## Work to be completed
Reproduce every entry in the listing without alteration.

┌─ Data

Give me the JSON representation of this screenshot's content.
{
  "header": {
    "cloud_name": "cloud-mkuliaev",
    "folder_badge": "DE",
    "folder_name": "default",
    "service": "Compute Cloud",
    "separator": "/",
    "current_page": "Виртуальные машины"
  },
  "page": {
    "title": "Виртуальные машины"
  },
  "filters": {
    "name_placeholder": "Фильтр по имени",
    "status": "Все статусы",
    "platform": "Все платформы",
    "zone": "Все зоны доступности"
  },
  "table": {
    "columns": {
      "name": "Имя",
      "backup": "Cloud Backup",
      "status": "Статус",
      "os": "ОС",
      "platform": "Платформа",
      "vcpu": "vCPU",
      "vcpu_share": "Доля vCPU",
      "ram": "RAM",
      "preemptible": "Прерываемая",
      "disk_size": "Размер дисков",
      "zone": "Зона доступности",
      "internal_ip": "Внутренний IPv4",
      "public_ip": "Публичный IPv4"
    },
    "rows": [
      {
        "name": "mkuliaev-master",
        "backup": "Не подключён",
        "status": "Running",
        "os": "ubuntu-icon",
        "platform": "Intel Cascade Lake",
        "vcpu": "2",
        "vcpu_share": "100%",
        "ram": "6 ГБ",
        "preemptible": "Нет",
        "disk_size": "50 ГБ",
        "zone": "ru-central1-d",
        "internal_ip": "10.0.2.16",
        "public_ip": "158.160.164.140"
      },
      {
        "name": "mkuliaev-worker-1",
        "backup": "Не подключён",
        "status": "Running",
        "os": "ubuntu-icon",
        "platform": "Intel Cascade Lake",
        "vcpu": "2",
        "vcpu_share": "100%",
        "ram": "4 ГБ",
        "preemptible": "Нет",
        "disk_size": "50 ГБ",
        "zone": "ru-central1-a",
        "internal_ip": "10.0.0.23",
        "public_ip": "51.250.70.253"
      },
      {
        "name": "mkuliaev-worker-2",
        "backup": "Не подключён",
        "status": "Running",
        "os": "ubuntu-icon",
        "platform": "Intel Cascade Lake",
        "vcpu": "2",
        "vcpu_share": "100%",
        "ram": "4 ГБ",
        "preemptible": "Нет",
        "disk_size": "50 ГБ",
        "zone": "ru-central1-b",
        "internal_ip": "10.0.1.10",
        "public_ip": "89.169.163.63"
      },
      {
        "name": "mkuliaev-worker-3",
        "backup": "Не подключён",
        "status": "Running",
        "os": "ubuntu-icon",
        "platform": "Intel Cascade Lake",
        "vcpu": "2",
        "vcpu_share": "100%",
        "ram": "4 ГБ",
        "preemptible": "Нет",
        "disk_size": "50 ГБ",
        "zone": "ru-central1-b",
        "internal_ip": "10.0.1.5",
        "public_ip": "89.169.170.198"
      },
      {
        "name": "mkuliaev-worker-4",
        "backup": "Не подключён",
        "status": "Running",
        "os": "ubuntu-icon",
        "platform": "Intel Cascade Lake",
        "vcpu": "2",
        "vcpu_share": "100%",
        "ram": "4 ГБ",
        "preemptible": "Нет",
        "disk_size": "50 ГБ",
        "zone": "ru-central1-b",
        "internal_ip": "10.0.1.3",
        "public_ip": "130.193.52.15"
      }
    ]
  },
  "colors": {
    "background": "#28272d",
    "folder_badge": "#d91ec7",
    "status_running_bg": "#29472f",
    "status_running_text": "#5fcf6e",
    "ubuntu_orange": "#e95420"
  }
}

└─

## Solution to this task
Give me the JSON representation of this screenshot's content.
{
  "header": {
    "cloud_name": "cloud-mkuliaev",
    "folder_badge": "DE",
    "folder_name": "default",
    "service": "Compute Cloud",
    "separator": "/",
    "current_page": "Виртуальные машины"
  },
  "page": {
    "title": "Виртуальные машины"
  },
  "filters": {
    "name_placeholder": "Фильтр по имени",
    "status": "Все статусы",
    "platform": "Все платформы",
    "zone": "Все зоны доступности"
  },
  "table": {
    "columns": {
      "name": "Имя",
      "backup": "Cloud Backup",
      "status": "Статус",
      "os": "ОС",
      "platform": "Платформа",
      "vcpu": "vCPU",
      "vcpu_share": "Доля vCPU",
      "ram": "RAM",
      "preemptible": "Прерываемая",
      "disk_size": "Размер дисков",
      "zone": "Зона доступности",
      "internal_ip": "Внутренний IPv4",
      "public_ip": "Публичный IPv4"
    },
    "rows": [
      {
        "name": "mkuliaev-master",
        "backup": "Не подключён",
        "status": "Running",
        "os": "ubuntu-icon",
        "platform": "Intel Cascade Lake",
        "vcpu": "2",
        "vcpu_share": "100%",
        "ram": "6 ГБ",
        "preemptible": "Нет",
        "disk_size": "50 ГБ",
        "zone": "ru-central1-d",
        "internal_ip": "10.0.2.16",
        "public_ip": "158.160.164.140"
      },
      {
        "name": "mkuliaev-worker-1",
        "backup": "Не подключён",
        "status": "Running",
        "os": "ubuntu-icon",
        "platform": "Intel Cascade Lake",
        "vcpu": "2",
        "vcpu_share": "100%",
        "ram": "4 ГБ",
        "preemptible": "Нет",
        "disk_size": "50 ГБ",
        "zone": "ru-central1-a",
        "internal_ip": "10.0.0.23",
        "public_ip": "51.250.70.253"
      },
      {
        "name": "mkuliaev-worker-2",
        "backup": "Не подключён",
        "status": "Running",
        "os": "ubuntu-icon",
        "platform": "Intel Cascade Lake",
        "vcpu": "2",
        "vcpu_share": "100%",
        "ram": "4 ГБ",
        "preemptible": "Нет",
        "disk_size": "50 ГБ",
        "zone": "ru-central1-b",
        "internal_ip": "10.0.1.10",
        "public_ip": "89.169.163.63"
      },
      {
        "name": "mkuliaev-worker-3",
        "backup": "Не подключён",
        "status": "Running",
        "os": "ubuntu-icon",
        "platform": "Intel Cascade Lake",
        "vcpu": "2",
        "vcpu_share": "100%",
        "ram": "4 ГБ",
        "preemptible": "Нет",
        "disk_size": "50 ГБ",
        "zone": "ru-central1-b",
        "internal_ip": "10.0.1.5",
        "public_ip": "89.169.170.198"
      },
      {
        "name": "mkuliaev-worker-4",
        "backup": "Не подключён",
        "status": "Running",
        "os": "ubuntu-icon",
        "platform": "Intel Cascade Lake",
        "vcpu": "2",
        "vcpu_share": "100%",
        "ram": "4 ГБ",
        "preemptible": "Нет",
        "disk_size": "50 ГБ",
        "zone": "ru-central1-b",
        "internal_ip": "10.0.1.3",
        "public_ip": "130.193.52.15"
      }
    ]
  },
  "colors": {
    "background": "#28272d",
    "folder_badge": "#d91ec7",
    "status_running_bg": "#29472f",
    "status_running_text": "#5fcf6e",
    "ubuntu_orange": "#e95420"
  }
}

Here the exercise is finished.